◆ WHAT THE TASK REQUIRES
Copy each line below in which the string "inside" occurs.

Records excerpted from a collection
*-*-*
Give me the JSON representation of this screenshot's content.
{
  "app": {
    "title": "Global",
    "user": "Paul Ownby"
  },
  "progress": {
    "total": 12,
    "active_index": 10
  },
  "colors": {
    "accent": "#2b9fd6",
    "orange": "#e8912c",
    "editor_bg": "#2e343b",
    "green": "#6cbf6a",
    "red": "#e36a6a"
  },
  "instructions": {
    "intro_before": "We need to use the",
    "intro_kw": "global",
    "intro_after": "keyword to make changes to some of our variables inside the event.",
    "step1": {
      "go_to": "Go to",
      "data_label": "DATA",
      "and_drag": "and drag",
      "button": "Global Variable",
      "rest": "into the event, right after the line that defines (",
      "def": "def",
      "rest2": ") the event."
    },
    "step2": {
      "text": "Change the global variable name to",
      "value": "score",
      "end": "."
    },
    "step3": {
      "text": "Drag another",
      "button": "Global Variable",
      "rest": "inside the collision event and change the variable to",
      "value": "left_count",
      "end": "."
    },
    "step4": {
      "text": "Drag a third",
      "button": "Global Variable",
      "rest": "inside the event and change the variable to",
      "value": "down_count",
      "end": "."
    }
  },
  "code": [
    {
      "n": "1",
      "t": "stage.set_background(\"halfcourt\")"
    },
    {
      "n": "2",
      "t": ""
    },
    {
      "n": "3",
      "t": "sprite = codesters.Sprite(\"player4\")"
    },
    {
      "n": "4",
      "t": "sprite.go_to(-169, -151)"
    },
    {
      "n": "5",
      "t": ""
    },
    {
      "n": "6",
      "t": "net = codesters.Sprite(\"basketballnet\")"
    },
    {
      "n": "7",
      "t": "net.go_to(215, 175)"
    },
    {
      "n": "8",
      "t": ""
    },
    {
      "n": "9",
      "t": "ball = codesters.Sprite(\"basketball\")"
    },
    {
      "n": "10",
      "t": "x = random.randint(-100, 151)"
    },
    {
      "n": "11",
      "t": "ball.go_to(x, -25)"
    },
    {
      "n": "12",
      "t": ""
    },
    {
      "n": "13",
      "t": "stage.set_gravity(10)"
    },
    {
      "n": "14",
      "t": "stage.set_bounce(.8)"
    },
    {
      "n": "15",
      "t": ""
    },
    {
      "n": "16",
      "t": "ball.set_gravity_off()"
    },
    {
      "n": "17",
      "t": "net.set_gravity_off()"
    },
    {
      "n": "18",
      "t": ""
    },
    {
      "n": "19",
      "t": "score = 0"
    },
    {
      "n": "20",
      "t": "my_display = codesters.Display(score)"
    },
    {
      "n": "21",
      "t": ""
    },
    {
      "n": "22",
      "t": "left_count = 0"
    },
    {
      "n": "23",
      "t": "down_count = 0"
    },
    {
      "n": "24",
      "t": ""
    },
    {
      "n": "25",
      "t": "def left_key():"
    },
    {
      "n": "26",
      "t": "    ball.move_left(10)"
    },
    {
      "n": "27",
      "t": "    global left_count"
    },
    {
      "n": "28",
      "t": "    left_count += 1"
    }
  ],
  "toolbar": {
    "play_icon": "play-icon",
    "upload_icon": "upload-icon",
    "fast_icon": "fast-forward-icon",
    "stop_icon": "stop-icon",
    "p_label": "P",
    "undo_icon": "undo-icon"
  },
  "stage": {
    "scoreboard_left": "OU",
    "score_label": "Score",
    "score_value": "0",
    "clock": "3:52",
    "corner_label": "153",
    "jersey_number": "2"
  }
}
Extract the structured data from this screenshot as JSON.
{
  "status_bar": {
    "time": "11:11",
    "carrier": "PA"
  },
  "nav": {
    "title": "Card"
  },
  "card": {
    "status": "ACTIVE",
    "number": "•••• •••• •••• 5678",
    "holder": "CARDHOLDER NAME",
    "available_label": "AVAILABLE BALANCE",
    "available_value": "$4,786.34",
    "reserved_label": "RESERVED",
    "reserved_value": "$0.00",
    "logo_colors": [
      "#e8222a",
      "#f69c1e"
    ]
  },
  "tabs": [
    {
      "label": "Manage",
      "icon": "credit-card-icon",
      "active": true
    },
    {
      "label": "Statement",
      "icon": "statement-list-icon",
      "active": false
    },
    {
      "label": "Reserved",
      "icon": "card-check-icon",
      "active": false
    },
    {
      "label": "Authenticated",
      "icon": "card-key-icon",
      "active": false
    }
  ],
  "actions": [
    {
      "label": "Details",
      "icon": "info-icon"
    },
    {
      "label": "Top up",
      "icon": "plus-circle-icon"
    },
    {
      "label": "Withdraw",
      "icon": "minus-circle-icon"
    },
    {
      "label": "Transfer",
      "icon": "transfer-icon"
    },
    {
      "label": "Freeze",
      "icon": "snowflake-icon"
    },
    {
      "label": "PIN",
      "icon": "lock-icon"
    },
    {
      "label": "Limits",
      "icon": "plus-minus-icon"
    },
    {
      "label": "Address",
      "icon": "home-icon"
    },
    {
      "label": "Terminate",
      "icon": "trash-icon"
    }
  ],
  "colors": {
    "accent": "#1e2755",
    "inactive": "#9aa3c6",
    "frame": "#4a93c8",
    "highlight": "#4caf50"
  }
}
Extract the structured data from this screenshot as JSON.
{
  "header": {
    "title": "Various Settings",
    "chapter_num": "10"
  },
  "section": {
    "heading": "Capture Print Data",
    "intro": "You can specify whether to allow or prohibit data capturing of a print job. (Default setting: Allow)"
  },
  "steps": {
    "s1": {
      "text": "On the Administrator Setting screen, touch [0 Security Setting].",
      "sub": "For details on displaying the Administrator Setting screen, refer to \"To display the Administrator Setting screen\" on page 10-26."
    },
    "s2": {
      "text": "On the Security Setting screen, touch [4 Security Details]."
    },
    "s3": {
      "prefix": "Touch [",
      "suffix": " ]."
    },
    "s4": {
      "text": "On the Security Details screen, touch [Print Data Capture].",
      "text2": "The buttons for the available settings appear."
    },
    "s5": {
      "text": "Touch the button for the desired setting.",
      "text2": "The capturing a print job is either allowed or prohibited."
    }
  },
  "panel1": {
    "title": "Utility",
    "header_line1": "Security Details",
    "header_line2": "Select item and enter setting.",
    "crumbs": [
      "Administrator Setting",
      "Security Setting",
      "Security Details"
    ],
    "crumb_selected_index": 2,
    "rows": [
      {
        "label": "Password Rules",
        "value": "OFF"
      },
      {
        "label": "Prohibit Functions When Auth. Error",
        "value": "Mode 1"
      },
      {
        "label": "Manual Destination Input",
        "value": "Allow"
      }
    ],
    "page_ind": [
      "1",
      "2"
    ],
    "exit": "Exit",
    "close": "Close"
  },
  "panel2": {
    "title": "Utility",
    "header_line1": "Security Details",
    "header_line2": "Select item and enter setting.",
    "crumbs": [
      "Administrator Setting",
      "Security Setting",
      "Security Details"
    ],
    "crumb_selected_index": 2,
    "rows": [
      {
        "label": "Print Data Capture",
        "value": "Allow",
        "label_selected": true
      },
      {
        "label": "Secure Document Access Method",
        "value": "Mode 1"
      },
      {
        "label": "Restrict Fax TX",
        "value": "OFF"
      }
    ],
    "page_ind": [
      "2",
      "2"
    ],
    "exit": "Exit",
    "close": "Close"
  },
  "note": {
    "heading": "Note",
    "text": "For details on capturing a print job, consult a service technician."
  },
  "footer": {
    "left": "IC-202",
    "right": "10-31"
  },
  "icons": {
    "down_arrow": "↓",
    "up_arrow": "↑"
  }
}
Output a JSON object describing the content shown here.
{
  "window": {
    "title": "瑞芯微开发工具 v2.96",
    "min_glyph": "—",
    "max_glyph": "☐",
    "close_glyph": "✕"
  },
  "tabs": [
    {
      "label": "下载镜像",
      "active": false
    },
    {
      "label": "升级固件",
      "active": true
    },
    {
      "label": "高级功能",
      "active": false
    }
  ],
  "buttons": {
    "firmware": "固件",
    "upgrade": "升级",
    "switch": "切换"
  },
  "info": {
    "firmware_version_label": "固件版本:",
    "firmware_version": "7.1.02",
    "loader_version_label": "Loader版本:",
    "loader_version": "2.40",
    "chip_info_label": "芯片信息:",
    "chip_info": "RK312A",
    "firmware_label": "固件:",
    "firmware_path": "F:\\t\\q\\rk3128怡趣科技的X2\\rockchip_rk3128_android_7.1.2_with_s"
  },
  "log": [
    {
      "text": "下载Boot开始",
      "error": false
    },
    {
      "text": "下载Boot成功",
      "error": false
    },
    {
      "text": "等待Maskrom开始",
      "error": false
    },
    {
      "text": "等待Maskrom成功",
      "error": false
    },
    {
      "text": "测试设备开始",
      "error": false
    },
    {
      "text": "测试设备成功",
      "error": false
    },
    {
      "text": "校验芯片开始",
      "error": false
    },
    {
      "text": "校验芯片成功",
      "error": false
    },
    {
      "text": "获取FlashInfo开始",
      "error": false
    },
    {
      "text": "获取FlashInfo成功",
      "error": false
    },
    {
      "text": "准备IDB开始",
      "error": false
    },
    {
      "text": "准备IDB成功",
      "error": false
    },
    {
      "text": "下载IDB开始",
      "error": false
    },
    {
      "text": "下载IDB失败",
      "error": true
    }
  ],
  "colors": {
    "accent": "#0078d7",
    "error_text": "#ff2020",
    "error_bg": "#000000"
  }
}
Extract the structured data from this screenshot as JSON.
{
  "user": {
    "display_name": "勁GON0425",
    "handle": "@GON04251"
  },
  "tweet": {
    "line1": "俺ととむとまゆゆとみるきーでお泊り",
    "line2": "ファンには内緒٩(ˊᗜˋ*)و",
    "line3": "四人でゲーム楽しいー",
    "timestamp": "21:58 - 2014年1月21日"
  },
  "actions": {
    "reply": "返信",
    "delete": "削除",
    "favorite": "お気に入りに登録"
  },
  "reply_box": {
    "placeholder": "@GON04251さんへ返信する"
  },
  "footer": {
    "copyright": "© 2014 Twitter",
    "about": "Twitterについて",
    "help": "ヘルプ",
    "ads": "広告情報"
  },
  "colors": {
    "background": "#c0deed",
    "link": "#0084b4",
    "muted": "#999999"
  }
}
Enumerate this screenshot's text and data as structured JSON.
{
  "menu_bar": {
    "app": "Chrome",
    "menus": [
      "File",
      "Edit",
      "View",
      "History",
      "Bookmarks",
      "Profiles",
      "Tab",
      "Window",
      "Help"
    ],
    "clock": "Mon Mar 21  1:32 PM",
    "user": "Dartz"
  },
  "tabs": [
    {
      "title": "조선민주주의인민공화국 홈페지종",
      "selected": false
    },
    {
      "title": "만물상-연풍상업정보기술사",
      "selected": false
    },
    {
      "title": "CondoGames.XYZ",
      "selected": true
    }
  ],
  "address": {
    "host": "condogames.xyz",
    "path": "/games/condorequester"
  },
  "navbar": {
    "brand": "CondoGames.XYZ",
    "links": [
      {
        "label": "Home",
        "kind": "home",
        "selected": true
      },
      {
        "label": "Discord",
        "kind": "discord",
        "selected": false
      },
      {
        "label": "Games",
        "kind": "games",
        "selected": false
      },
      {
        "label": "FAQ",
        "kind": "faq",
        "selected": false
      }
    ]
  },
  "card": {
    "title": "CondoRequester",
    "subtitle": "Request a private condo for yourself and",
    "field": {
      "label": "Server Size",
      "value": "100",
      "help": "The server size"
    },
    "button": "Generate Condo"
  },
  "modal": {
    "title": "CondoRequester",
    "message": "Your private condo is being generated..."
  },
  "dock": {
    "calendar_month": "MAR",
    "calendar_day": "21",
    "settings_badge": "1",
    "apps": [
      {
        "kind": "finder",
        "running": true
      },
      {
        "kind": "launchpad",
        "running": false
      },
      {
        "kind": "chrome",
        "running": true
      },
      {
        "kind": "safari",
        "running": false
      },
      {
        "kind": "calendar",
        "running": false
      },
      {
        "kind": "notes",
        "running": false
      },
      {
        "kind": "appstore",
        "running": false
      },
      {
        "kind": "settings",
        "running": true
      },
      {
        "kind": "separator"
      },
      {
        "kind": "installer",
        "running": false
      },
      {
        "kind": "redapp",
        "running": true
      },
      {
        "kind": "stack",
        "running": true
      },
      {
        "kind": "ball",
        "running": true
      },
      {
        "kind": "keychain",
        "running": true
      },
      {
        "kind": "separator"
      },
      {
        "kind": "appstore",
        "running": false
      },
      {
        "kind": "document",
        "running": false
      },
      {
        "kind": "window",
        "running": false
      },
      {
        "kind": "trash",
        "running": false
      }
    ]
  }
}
*-*-*
◆ REPLY
    "intro_after": "keyword to make changes to some of our variables inside the event.",
      "rest": "inside the collision event and change the variable to",
      "rest": "inside the event and change the variable to",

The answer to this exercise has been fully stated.